WHAT TO DO: Without the pictures, copy all the entries below exactly.

RECORDS TO USE:
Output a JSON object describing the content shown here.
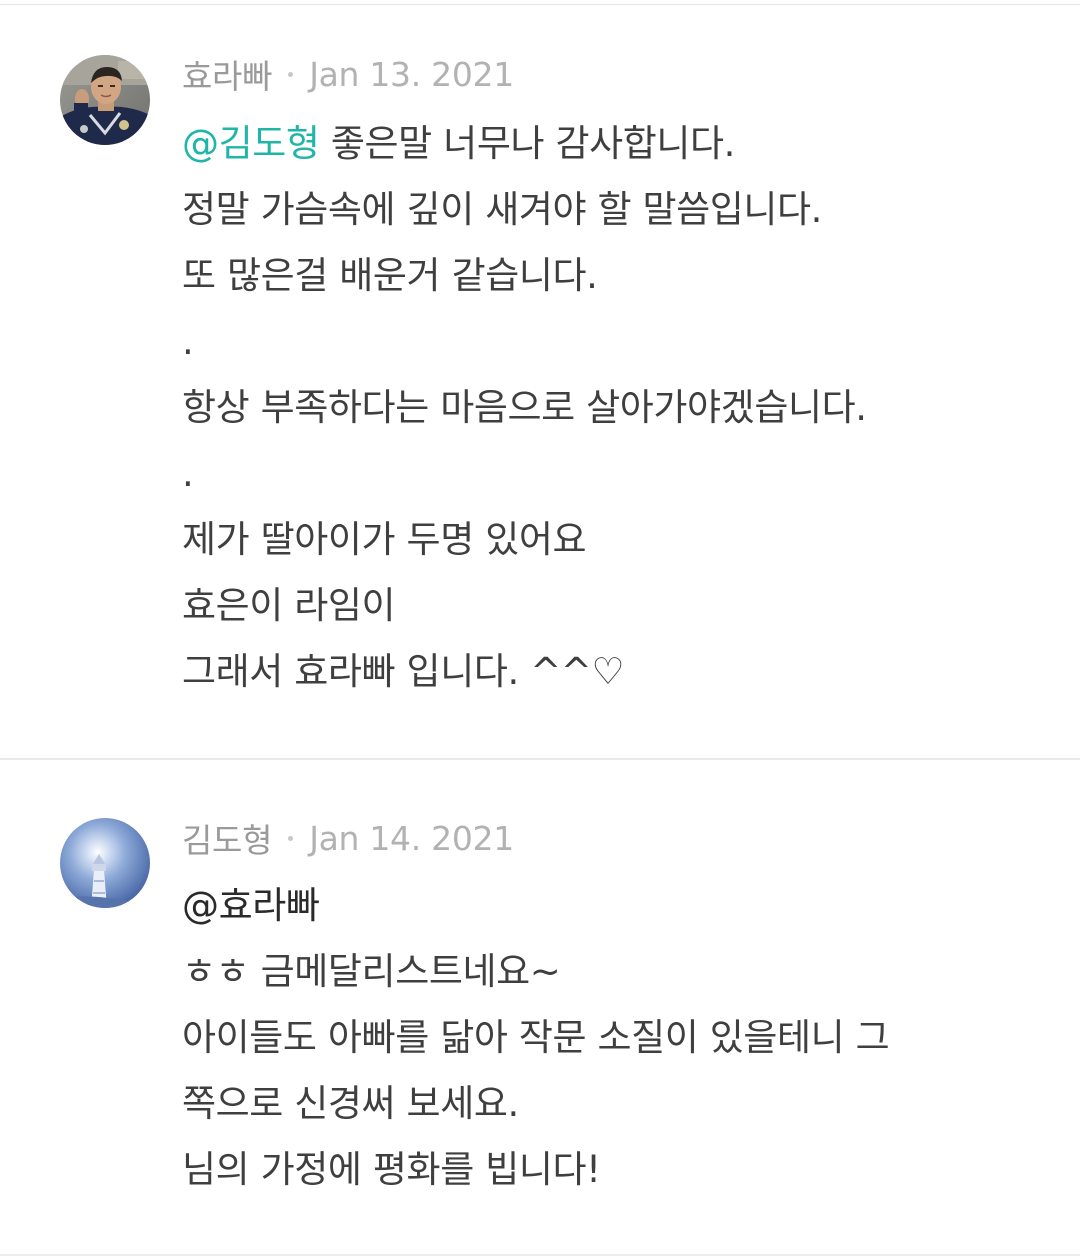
{
  "comments": [
    {
      "author": "효라빠",
      "date": "Jan 13. 2021",
      "mention": "@김도형",
      "first_line_rest": " 좋은말 너무나 감사합니다.",
      "lines": [
        "정말 가슴속에 깊이 새겨야 할 말씀입니다.",
        "또 많은걸 배운거 같습니다.",
        ".",
        "항상 부족하다는 마음으로 살아가야겠습니다.",
        ".",
        "제가 딸아이가 두명 있어요",
        "효은이 라임이",
        "그래서 효라빠 입니다. ^^♡"
      ],
      "avatar_icon": "profile-photo-man-in-uniform"
    },
    {
      "author": "김도형",
      "date": "Jan 14. 2021",
      "mention": "@효라빠",
      "lines": [
        "ㅎㅎ 금메달리스트네요~",
        "아이들도 아빠를 닮아 작문 소질이 있을테니 그",
        "쪽으로 신경써 보세요.",
        "님의 가정에 평화를 빕니다!"
      ],
      "avatar_icon": "profile-photo-lighthouse"
    }
  ],
  "colors": {
    "mention_accent": "#1fb5a9",
    "meta_text": "#a9a9a9",
    "body_text": "#3f3f3f",
    "divider": "#e9e9e9"
  }
}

EXERCISE SOLUTION:
Output a JSON object describing the content shown here.
{
  "comments": [
    {
      "author": "효라빠",
      "date": "Jan 13. 2021",
      "mention": "@김도형",
      "first_line_rest": " 좋은말 너무나 감사합니다.",
      "lines": [
        "정말 가슴속에 깊이 새겨야 할 말씀입니다.",
        "또 많은걸 배운거 같습니다.",
        ".",
        "항상 부족하다는 마음으로 살아가야겠습니다.",
        ".",
        "제가 딸아이가 두명 있어요",
        "효은이 라임이",
        "그래서 효라빠 입니다. ^^♡"
      ],
      "avatar_icon": "profile-photo-man-in-uniform"
    },
    {
      "author": "김도형",
      "date": "Jan 14. 2021",
      "mention": "@효라빠",
      "lines": [
        "ㅎㅎ 금메달리스트네요~",
        "아이들도 아빠를 닮아 작문 소질이 있을테니 그",
        "쪽으로 신경써 보세요.",
        "님의 가정에 평화를 빕니다!"
      ],
      "avatar_icon": "profile-photo-lighthouse"
    }
  ],
  "colors": {
    "mention_accent": "#1fb5a9",
    "meta_text": "#a9a9a9",
    "body_text": "#3f3f3f",
    "divider": "#e9e9e9"
  }
}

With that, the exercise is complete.